Task objective:
Set down the records once more, please, exactly and with the pictures left out.

Excerpted records:
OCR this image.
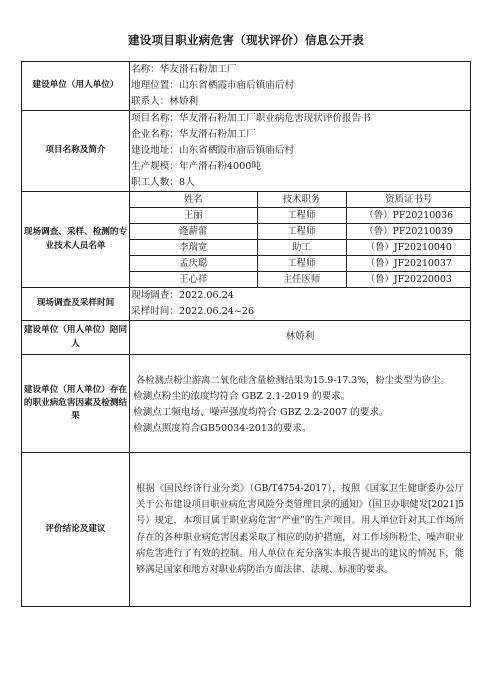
建设项目职业病危害（现状评价）信息公开表
建设单位（用人单位）	
名称：华友滑石粉加工厂
地理位置：山东省栖霞市庙后镇庙后村
联系人：林娇利

项目名称及简介	
项目名称：华友滑石粉加工厂职业病危害现状评价报告书
企业名称：华友滑石粉加工厂
建设地址：山东省栖霞市庙后镇庙后村
生产规模：年产滑石粉4000吨
职工人数：8人

现场调查、采样、检测的专业技术人员名单	
姓名	技术职务	资质证书号
王丽	工程师	（鲁）PF20210036
逄薪蕾	工程师	（鲁）PF20210039
李瑞宽	助工	（鲁）JF20210040
孟庆聪	工程师	（鲁）JF20210037
王心祥	主任医师	（鲁）JF20220003

现场调查及采样时间	
现场调查：2022.06.24
采样时间：2022.06.24~26

建设单位（用人单位）陪同人	林娇利
建设单位（用人单位）存在的职业病危害因素及检测结果	
各检测点粉尘游离二氧化硅含量检测结果为15.9-17.3%，粉尘类型为矽尘。
检测点粉尘的浓度均符合 GBZ 2.1-2019 的要求。
检测点工频电场、噪声强度均符合 GBZ 2.2-2007 的要求。
检测点照度符合GB50034-2013的要求。

评价结论及建议	
根据《国民经济行业分类》（GB/T4754-2017），按照《国家卫生健康委办公厅关于公布建设项目职业病危害风险分类管理目录的通知》（国卫办职健发[2021]5号）规定，本项目属于职业病危害“严重”的生产项目。用人单位针对其工作场所存在的各种职业病危害因素采取了相应的防护措施，对工作场所粉尘、噪声职业病危害进行了有效的控制。用人单位在充分落实本报告提出的建议的情况下，能够满足国家和地方对职业病防治方面法律、法规、标准的要求。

Result of the task:
OCR this image.
建设项目职业病危害（现状评价）信息公开表
建设单位（用人单位）	
名称：华友滑石粉加工厂
地理位置：山东省栖霞市庙后镇庙后村
联系人：林娇利

项目名称及简介	
项目名称：华友滑石粉加工厂职业病危害现状评价报告书
企业名称：华友滑石粉加工厂
建设地址：山东省栖霞市庙后镇庙后村
生产规模：年产滑石粉4000吨
职工人数：8人

现场调查、采样、检测的专业技术人员名单	
姓名	技术职务	资质证书号
王丽	工程师	（鲁）PF20210036
逄薪蕾	工程师	（鲁）PF20210039
李瑞宽	助工	（鲁）JF20210040
孟庆聪	工程师	（鲁）JF20210037
王心祥	主任医师	（鲁）JF20220003

现场调查及采样时间	
现场调查：2022.06.24
采样时间：2022.06.24~26

建设单位（用人单位）陪同人	林娇利
建设单位（用人单位）存在的职业病危害因素及检测结果	
各检测点粉尘游离二氧化硅含量检测结果为15.9-17.3%，粉尘类型为矽尘。
检测点粉尘的浓度均符合 GBZ 2.1-2019 的要求。
检测点工频电场、噪声强度均符合 GBZ 2.2-2007 的要求。
检测点照度符合GB50034-2013的要求。

评价结论及建议	
根据《国民经济行业分类》（GB/T4754-2017），按照《国家卫生健康委办公厅关于公布建设项目职业病危害风险分类管理目录的通知》（国卫办职健发[2021]5号）规定，本项目属于职业病危害“严重”的生产项目。用人单位针对其工作场所存在的各种职业病危害因素采取了相应的防护措施，对工作场所粉尘、噪声职业病危害进行了有效的控制。用人单位在充分落实本报告提出的建议的情况下，能够满足国家和地方对职业病防治方面法律、法规、标准的要求。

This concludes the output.